# [Data to process]
◆ ◆ ◆ ◆ ◆ ◆ ◆

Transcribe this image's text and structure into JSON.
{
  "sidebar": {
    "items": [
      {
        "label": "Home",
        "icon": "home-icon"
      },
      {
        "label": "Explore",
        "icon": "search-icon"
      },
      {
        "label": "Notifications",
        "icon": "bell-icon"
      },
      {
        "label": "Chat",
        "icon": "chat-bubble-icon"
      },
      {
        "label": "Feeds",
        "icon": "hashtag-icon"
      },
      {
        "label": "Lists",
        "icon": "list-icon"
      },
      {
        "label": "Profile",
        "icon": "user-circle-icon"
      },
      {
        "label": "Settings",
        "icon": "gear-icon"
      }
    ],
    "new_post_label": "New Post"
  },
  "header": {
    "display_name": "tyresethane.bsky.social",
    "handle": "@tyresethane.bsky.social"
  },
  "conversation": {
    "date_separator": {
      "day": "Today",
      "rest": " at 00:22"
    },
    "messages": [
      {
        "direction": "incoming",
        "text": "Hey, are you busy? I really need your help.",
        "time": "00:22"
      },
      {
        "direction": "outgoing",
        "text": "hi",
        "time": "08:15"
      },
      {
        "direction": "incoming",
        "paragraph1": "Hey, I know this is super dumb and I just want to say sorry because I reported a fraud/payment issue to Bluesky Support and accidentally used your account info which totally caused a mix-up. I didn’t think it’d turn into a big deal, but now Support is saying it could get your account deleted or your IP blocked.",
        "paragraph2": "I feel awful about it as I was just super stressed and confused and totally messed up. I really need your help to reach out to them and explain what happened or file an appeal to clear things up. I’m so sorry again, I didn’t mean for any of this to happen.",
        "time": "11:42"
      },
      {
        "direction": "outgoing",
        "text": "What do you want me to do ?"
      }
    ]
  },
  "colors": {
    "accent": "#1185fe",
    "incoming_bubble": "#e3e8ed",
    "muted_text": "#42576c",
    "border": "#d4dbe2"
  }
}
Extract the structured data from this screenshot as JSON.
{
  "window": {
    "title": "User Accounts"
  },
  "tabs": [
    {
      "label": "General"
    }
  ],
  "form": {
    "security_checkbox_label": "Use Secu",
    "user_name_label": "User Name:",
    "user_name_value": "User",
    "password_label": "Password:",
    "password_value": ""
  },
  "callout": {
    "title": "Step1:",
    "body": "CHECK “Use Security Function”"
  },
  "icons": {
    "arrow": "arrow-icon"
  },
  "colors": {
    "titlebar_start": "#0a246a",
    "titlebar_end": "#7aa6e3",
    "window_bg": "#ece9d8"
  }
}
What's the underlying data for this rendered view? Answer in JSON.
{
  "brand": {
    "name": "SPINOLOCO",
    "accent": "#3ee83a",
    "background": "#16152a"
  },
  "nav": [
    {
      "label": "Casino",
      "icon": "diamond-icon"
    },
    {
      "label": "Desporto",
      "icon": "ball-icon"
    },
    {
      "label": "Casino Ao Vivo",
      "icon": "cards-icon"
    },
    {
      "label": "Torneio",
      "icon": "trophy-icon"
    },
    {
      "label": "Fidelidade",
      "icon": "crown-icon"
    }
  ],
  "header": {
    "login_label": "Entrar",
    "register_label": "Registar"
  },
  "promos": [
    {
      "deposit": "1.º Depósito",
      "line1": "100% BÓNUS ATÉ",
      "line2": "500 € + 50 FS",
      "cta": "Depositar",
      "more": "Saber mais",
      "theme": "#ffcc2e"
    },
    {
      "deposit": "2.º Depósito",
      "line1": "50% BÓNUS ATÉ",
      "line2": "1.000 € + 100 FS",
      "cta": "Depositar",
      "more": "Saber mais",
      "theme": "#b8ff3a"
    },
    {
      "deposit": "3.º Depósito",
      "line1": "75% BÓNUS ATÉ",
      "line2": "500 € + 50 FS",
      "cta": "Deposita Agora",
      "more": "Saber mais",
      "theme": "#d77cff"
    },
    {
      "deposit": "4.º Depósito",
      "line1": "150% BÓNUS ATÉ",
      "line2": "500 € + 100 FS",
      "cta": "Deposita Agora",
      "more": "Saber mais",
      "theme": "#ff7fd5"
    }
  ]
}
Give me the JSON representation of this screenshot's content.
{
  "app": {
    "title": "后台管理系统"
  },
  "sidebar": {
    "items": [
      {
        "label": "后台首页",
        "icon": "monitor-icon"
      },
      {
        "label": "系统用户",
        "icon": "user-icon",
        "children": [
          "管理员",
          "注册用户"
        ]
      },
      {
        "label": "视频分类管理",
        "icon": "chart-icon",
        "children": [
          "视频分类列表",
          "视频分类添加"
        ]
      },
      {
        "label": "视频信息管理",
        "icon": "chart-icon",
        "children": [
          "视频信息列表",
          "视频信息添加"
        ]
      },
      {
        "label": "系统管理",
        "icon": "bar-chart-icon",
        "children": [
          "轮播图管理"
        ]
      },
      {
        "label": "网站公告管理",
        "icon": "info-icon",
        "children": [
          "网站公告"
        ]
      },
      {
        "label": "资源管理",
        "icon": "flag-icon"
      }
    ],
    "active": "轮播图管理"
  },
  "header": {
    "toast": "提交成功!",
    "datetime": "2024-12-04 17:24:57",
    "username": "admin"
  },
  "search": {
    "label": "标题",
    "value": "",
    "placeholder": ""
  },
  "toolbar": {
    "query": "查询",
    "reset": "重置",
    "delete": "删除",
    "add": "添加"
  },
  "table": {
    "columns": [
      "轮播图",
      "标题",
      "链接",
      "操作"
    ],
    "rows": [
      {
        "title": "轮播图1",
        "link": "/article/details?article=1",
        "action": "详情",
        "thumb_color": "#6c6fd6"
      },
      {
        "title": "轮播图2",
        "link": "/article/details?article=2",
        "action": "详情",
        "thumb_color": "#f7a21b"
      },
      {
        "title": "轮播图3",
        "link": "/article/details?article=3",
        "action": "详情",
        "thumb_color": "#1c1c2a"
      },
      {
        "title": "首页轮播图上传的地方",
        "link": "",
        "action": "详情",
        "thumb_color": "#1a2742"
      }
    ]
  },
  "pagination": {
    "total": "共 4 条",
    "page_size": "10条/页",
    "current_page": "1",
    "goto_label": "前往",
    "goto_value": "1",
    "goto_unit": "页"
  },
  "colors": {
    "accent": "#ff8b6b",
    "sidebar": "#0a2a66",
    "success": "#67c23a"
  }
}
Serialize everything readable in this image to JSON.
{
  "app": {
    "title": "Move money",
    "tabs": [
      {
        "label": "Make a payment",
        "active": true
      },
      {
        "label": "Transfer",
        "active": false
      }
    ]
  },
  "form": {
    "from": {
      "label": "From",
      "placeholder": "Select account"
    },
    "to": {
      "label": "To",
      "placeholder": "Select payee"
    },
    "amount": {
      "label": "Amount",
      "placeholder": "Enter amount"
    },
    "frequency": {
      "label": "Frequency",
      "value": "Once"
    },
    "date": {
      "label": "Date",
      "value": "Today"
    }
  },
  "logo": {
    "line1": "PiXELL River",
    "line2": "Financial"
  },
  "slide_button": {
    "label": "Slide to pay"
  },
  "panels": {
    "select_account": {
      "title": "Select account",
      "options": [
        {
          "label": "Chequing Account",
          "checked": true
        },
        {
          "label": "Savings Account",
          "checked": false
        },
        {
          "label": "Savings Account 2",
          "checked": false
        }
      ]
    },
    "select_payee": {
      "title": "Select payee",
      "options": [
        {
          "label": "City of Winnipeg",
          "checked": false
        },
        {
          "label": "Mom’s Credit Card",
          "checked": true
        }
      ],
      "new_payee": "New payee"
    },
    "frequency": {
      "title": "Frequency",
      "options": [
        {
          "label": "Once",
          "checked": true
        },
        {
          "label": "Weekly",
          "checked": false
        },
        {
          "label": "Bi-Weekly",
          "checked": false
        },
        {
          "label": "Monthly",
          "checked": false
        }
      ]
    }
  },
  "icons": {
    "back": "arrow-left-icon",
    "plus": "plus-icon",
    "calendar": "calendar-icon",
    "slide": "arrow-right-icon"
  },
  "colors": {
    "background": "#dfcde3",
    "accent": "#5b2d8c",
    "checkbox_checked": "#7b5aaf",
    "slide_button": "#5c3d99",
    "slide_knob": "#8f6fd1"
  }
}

◆ ◆ ◆ ◆ ◆ ◆ ◆

# [Written request]
Look through the entries and find each line that has the string "bsky". Copy those lines.

# [In response]
    "display_name": "tyresethane.bsky.social",
    "handle": "@tyresethane.bsky.social"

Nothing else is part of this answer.